Data section

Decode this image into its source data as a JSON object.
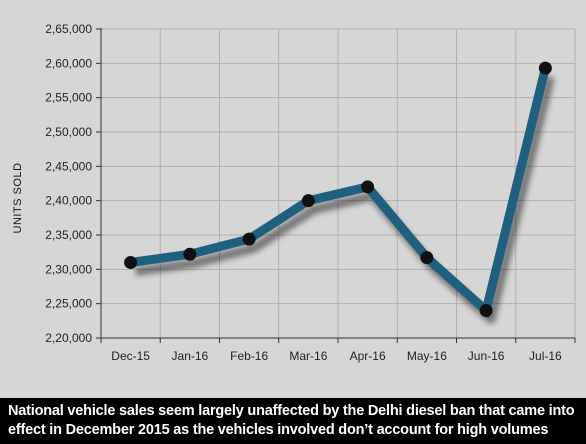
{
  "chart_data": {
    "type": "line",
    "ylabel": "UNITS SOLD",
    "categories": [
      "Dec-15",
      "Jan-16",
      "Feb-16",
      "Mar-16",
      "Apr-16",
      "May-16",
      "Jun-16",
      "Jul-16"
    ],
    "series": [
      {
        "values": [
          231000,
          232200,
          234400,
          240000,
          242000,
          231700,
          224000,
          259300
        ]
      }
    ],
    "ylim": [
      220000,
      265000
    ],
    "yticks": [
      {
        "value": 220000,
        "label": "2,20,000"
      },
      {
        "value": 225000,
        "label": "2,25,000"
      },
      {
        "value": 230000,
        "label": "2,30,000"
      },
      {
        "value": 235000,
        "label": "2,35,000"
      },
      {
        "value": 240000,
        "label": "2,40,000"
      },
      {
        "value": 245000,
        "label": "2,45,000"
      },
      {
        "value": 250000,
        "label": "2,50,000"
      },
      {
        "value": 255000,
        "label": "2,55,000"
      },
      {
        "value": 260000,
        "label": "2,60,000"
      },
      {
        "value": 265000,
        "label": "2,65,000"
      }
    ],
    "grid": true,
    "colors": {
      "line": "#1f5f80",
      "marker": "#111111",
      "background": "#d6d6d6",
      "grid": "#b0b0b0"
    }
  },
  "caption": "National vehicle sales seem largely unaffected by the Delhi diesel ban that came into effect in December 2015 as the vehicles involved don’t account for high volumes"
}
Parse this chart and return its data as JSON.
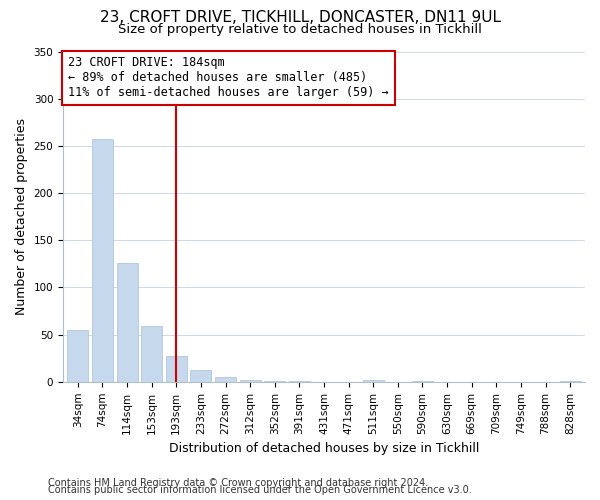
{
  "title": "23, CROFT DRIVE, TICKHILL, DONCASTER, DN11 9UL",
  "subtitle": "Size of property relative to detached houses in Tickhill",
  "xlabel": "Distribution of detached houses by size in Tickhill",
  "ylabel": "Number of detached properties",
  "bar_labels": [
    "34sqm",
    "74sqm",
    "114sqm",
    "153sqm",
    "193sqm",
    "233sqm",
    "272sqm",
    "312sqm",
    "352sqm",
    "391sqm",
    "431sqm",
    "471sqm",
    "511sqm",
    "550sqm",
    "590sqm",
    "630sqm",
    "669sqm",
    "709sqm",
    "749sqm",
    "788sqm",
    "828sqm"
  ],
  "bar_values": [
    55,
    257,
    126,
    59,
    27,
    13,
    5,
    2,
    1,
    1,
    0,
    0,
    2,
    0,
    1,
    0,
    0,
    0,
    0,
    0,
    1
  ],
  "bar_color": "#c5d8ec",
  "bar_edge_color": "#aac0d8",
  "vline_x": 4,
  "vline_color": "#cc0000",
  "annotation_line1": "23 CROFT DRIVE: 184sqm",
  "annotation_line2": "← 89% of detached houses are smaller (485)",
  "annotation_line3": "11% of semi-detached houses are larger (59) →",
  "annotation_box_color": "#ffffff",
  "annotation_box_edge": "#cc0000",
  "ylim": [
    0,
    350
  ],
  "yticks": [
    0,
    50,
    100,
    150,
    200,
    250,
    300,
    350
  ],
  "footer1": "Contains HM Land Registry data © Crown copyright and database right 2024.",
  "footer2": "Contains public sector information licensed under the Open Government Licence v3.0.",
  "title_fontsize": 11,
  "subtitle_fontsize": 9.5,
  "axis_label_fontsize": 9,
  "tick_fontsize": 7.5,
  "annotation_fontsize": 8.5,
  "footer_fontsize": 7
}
==
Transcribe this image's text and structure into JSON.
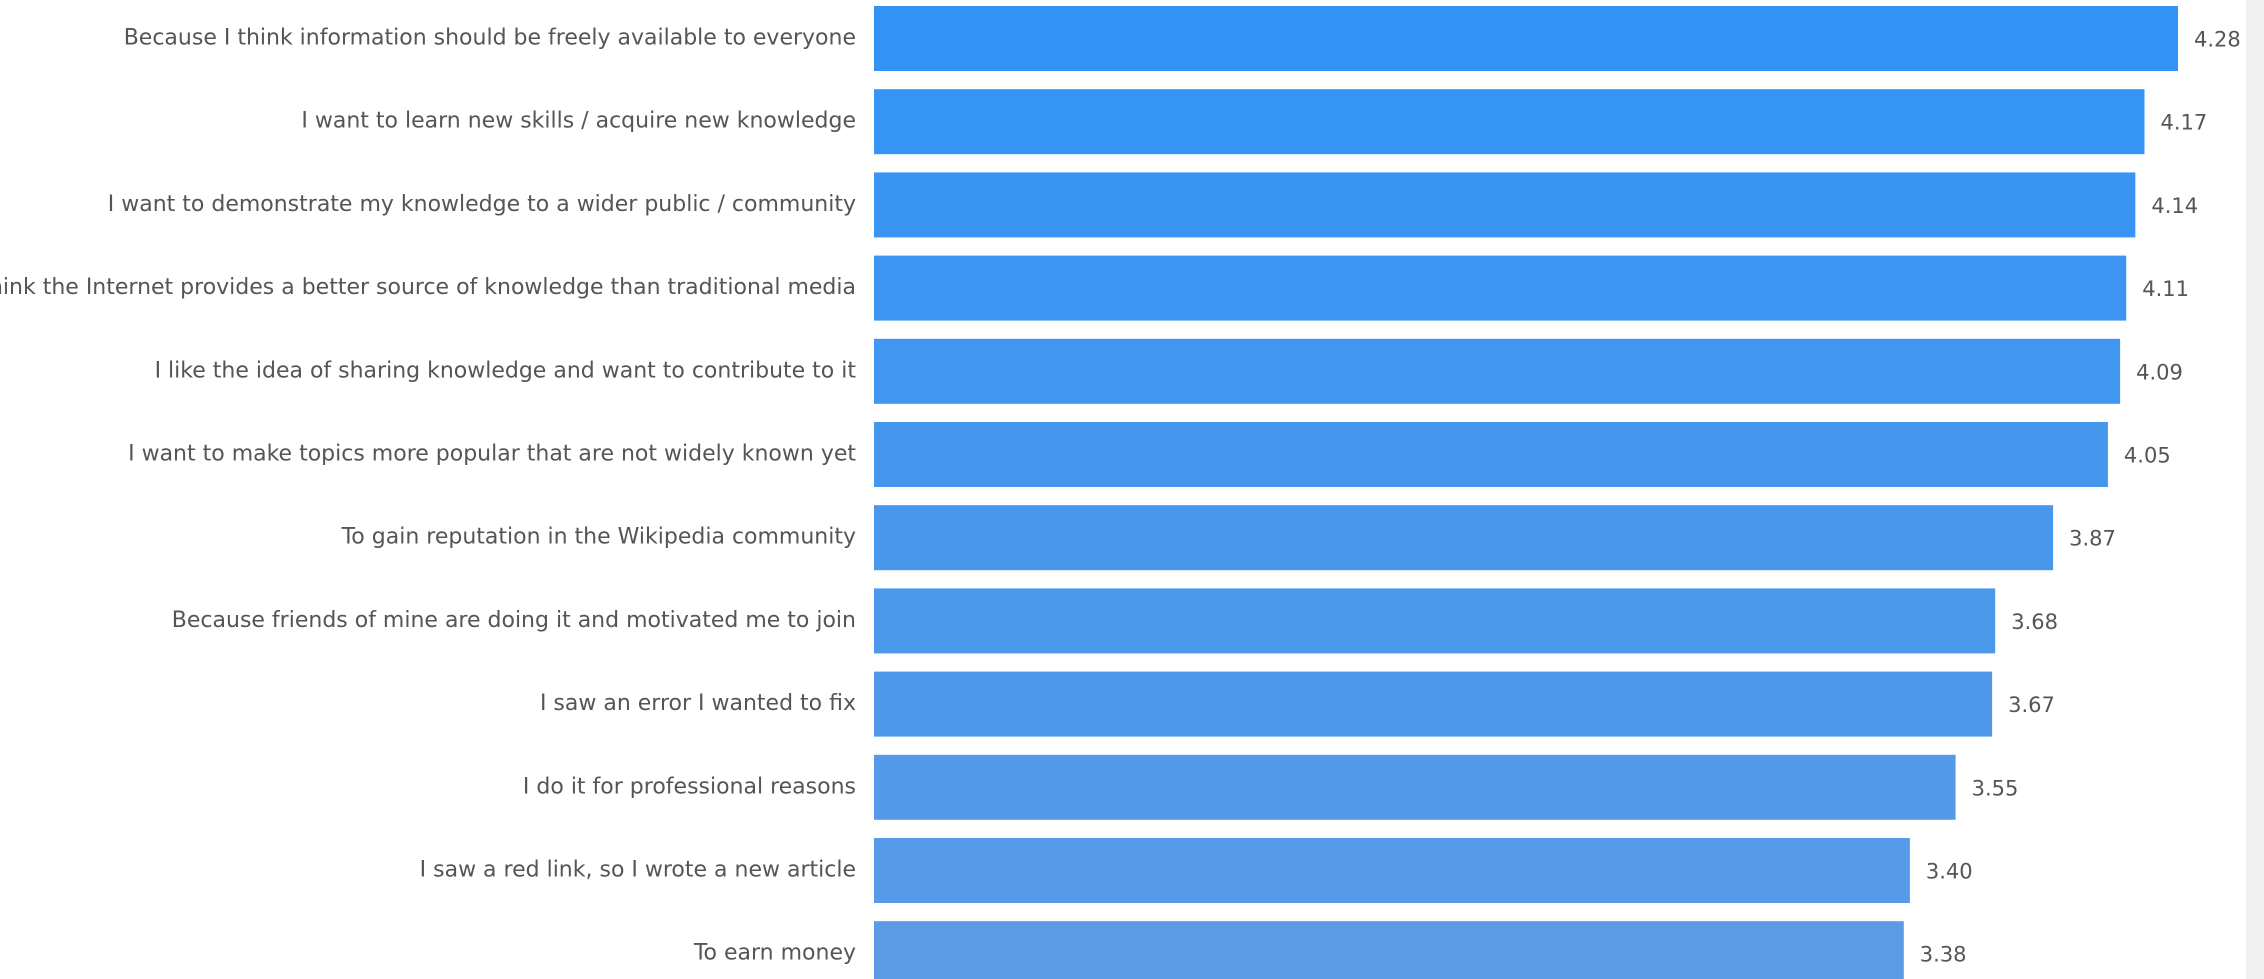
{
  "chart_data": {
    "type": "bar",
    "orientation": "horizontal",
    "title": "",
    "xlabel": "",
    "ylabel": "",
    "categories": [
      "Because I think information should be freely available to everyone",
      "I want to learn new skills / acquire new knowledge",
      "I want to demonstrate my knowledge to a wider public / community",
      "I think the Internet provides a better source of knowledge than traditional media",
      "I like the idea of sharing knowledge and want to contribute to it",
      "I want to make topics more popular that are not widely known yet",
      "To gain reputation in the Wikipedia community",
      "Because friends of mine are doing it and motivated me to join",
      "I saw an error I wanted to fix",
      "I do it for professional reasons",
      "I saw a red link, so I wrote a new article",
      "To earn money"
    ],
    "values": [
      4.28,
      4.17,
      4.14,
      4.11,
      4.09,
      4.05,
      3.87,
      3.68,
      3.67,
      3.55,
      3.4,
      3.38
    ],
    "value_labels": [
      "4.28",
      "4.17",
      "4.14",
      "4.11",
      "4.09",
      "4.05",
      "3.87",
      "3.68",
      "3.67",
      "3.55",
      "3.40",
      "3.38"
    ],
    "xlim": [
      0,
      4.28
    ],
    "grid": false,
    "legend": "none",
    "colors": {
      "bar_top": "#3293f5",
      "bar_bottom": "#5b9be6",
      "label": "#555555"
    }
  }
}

Exercise instructions
A number is the only answer here: how many lines of the material above contain "ylabel"?

Solution
3